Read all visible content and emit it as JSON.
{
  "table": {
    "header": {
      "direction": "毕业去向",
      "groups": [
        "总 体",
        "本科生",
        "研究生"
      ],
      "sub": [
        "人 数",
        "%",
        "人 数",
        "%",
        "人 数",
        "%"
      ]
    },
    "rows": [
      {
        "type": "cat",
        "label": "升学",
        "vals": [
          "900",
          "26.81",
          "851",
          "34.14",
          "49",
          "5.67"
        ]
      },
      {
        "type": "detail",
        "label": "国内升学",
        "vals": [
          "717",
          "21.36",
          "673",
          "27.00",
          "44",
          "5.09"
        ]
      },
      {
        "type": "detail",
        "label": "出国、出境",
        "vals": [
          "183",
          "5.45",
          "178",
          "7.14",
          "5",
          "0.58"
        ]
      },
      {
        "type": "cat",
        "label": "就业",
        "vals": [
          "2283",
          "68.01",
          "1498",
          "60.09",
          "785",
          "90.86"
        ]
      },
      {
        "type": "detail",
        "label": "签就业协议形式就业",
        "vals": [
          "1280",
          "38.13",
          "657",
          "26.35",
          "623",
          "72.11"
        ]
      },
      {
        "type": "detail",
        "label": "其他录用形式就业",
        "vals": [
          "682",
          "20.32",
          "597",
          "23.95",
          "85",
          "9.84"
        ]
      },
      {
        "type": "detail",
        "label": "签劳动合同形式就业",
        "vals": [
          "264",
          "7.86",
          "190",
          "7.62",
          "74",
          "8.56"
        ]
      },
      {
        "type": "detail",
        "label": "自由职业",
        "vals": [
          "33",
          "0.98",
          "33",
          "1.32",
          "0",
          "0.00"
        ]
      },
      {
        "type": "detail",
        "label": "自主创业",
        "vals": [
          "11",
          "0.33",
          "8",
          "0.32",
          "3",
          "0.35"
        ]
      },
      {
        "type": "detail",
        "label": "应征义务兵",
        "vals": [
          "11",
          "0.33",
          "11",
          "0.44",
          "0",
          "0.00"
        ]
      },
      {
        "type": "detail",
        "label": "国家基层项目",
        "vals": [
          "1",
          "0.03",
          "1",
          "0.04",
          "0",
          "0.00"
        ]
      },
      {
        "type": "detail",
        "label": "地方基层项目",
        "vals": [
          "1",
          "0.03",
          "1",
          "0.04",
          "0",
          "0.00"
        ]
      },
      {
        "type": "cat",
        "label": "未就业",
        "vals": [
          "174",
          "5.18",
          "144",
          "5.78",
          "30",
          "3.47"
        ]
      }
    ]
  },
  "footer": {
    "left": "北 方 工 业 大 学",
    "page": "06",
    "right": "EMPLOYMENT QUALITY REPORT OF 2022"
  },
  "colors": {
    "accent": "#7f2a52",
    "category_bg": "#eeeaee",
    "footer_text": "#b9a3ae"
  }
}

· · ·

▶ [What to work on] Repeat the data above, word for word.

▶ [Finished exercise]
Read all visible content and emit it as JSON.
{
  "table": {
    "header": {
      "direction": "毕业去向",
      "groups": [
        "总 体",
        "本科生",
        "研究生"
      ],
      "sub": [
        "人 数",
        "%",
        "人 数",
        "%",
        "人 数",
        "%"
      ]
    },
    "rows": [
      {
        "type": "cat",
        "label": "升学",
        "vals": [
          "900",
          "26.81",
          "851",
          "34.14",
          "49",
          "5.67"
        ]
      },
      {
        "type": "detail",
        "label": "国内升学",
        "vals": [
          "717",
          "21.36",
          "673",
          "27.00",
          "44",
          "5.09"
        ]
      },
      {
        "type": "detail",
        "label": "出国、出境",
        "vals": [
          "183",
          "5.45",
          "178",
          "7.14",
          "5",
          "0.58"
        ]
      },
      {
        "type": "cat",
        "label": "就业",
        "vals": [
          "2283",
          "68.01",
          "1498",
          "60.09",
          "785",
          "90.86"
        ]
      },
      {
        "type": "detail",
        "label": "签就业协议形式就业",
        "vals": [
          "1280",
          "38.13",
          "657",
          "26.35",
          "623",
          "72.11"
        ]
      },
      {
        "type": "detail",
        "label": "其他录用形式就业",
        "vals": [
          "682",
          "20.32",
          "597",
          "23.95",
          "85",
          "9.84"
        ]
      },
      {
        "type": "detail",
        "label": "签劳动合同形式就业",
        "vals": [
          "264",
          "7.86",
          "190",
          "7.62",
          "74",
          "8.56"
        ]
      },
      {
        "type": "detail",
        "label": "自由职业",
        "vals": [
          "33",
          "0.98",
          "33",
          "1.32",
          "0",
          "0.00"
        ]
      },
      {
        "type": "detail",
        "label": "自主创业",
        "vals": [
          "11",
          "0.33",
          "8",
          "0.32",
          "3",
          "0.35"
        ]
      },
      {
        "type": "detail",
        "label": "应征义务兵",
        "vals": [
          "11",
          "0.33",
          "11",
          "0.44",
          "0",
          "0.00"
        ]
      },
      {
        "type": "detail",
        "label": "国家基层项目",
        "vals": [
          "1",
          "0.03",
          "1",
          "0.04",
          "0",
          "0.00"
        ]
      },
      {
        "type": "detail",
        "label": "地方基层项目",
        "vals": [
          "1",
          "0.03",
          "1",
          "0.04",
          "0",
          "0.00"
        ]
      },
      {
        "type": "cat",
        "label": "未就业",
        "vals": [
          "174",
          "5.18",
          "144",
          "5.78",
          "30",
          "3.47"
        ]
      }
    ]
  },
  "footer": {
    "left": "北 方 工 业 大 学",
    "page": "06",
    "right": "EMPLOYMENT QUALITY REPORT OF 2022"
  },
  "colors": {
    "accent": "#7f2a52",
    "category_bg": "#eeeaee",
    "footer_text": "#b9a3ae"
  }
}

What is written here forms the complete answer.